*PROBLEM*
Extract every entry word for word. Skip the pictures.

Figure record extracts
[BEGIN]

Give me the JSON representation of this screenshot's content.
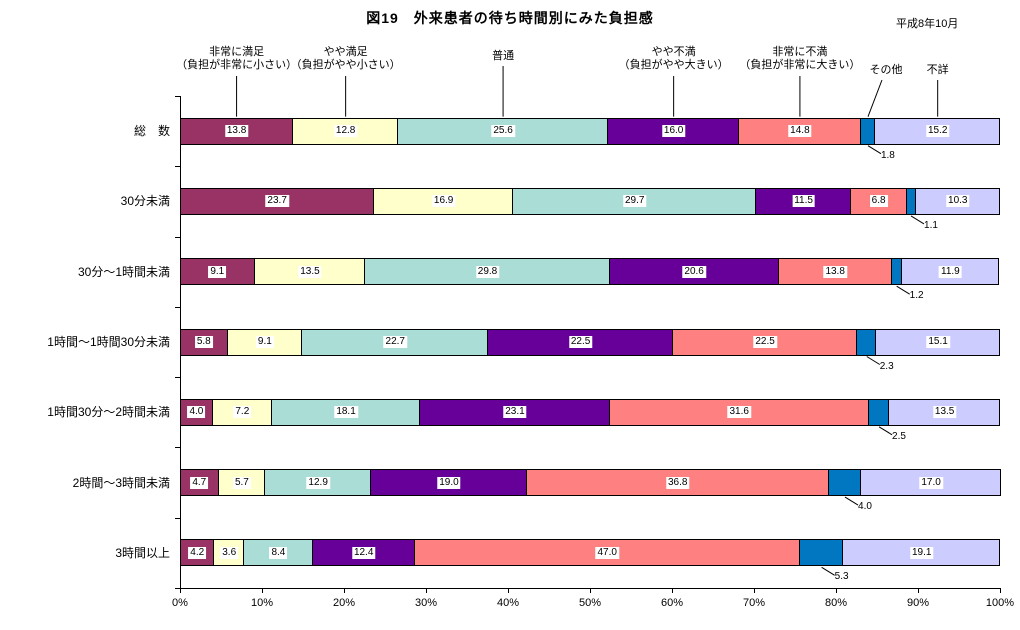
{
  "title": "図19　外来患者の待ち時間別にみた負担感",
  "date_note": "平成8年10月",
  "chart_data": {
    "type": "bar",
    "stacked": true,
    "orientation": "horizontal",
    "unit": "%",
    "value_label_style": "one decimal, white box on segment; その他 series labeled below bar with leader line",
    "categories": [
      "総　数",
      "30分未満",
      "30分～1時間未満",
      "1時間～1時間30分未満",
      "1時間30分～2時間未満",
      "2時間～3時間未満",
      "3時間以上"
    ],
    "series": [
      {
        "name": "非常に満足",
        "sub": "（負担が非常に小さい）",
        "color": "#993366",
        "values": [
          13.8,
          23.7,
          9.1,
          5.8,
          4.0,
          4.7,
          4.2
        ]
      },
      {
        "name": "やや満足",
        "sub": "（負担がやや小さい）",
        "color": "#FFFFCC",
        "values": [
          12.8,
          16.9,
          13.5,
          9.1,
          7.2,
          5.7,
          3.6
        ]
      },
      {
        "name": "普通",
        "sub": "",
        "color": "#AADDD6",
        "values": [
          25.6,
          29.7,
          29.8,
          22.7,
          18.1,
          12.9,
          8.4
        ]
      },
      {
        "name": "やや不満",
        "sub": "（負担がやや大きい）",
        "color": "#660099",
        "values": [
          16.0,
          11.5,
          20.6,
          22.5,
          23.1,
          19.0,
          12.4
        ]
      },
      {
        "name": "非常に不満",
        "sub": "（負担が非常に大きい）",
        "color": "#FF8080",
        "values": [
          14.8,
          6.8,
          13.8,
          22.5,
          31.6,
          36.8,
          47.0
        ]
      },
      {
        "name": "その他",
        "sub": "",
        "color": "#0077C0",
        "callout": true,
        "values": [
          1.8,
          1.1,
          1.2,
          2.3,
          2.5,
          4.0,
          5.3
        ]
      },
      {
        "name": "不詳",
        "sub": "",
        "color": "#CCCCFF",
        "values": [
          15.2,
          10.3,
          11.9,
          15.1,
          13.5,
          17.0,
          19.1
        ]
      }
    ],
    "x_axis": {
      "min": 0,
      "max": 100,
      "tick_step": 10,
      "tick_labels": [
        "0%",
        "10%",
        "20%",
        "30%",
        "40%",
        "50%",
        "60%",
        "70%",
        "80%",
        "90%",
        "100%"
      ]
    },
    "grid": false,
    "legend_position": "labels above chart pointing to first bar segments"
  }
}
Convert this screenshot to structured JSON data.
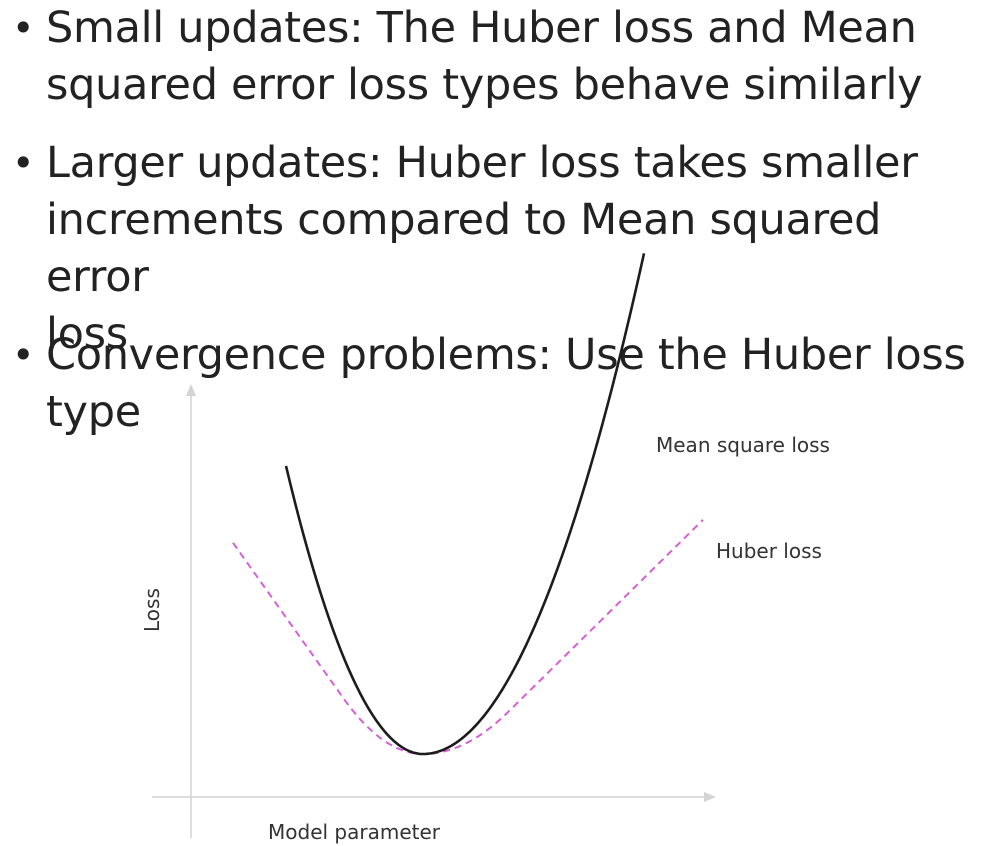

[END]

*OUTPUT*
Give me the JSON representation of this screenshot's content.
{
  "title": "図19　外来患者の待ち時間別にみた負担感",
  "date_note": "平成8年10月",
  "chart_data": {
    "type": "bar",
    "stacked": true,
    "orientation": "horizontal",
    "unit": "%",
    "value_label_style": "one decimal, white box on segment; その他 series labeled below bar with leader line",
    "categories": [
      "総　数",
      "30分未満",
      "30分～1時間未満",
      "1時間～1時間30分未満",
      "1時間30分～2時間未満",
      "2時間～3時間未満",
      "3時間以上"
    ],
    "series": [
      {
        "name": "非常に満足",
        "sub": "（負担が非常に小さい）",
        "color": "#993366",
        "values": [
          13.8,
          23.7,
          9.1,
          5.8,
          4.0,
          4.7,
          4.2
        ]
      },
      {
        "name": "やや満足",
        "sub": "（負担がやや小さい）",
        "color": "#FFFFCC",
        "values": [
          12.8,
          16.9,
          13.5,
          9.1,
          7.2,
          5.7,
          3.6
        ]
      },
      {
        "name": "普通",
        "sub": "",
        "color": "#AADDD6",
        "values": [
          25.6,
          29.7,
          29.8,
          22.7,
          18.1,
          12.9,
          8.4
        ]
      },
      {
        "name": "やや不満",
        "sub": "（負担がやや大きい）",
        "color": "#660099",
        "values": [
          16.0,
          11.5,
          20.6,
          22.5,
          23.1,
          19.0,
          12.4
        ]
      },
      {
        "name": "非常に不満",
        "sub": "（負担が非常に大きい）",
        "color": "#FF8080",
        "values": [
          14.8,
          6.8,
          13.8,
          22.5,
          31.6,
          36.8,
          47.0
        ]
      },
      {
        "name": "その他",
        "sub": "",
        "color": "#0077C0",
        "callout": true,
        "values": [
          1.8,
          1.1,
          1.2,
          2.3,
          2.5,
          4.0,
          5.3
        ]
      },
      {
        "name": "不詳",
        "sub": "",
        "color": "#CCCCFF",
        "values": [
          15.2,
          10.3,
          11.9,
          15.1,
          13.5,
          17.0,
          19.1
        ]
      }
    ],
    "x_axis": {
      "min": 0,
      "max": 100,
      "tick_step": 10,
      "tick_labels": [
        "0%",
        "10%",
        "20%",
        "30%",
        "40%",
        "50%",
        "60%",
        "70%",
        "80%",
        "90%",
        "100%"
      ]
    },
    "grid": false,
    "legend_position": "labels above chart pointing to first bar segments"
  }
}
Convert this screenshot to structured JSON data.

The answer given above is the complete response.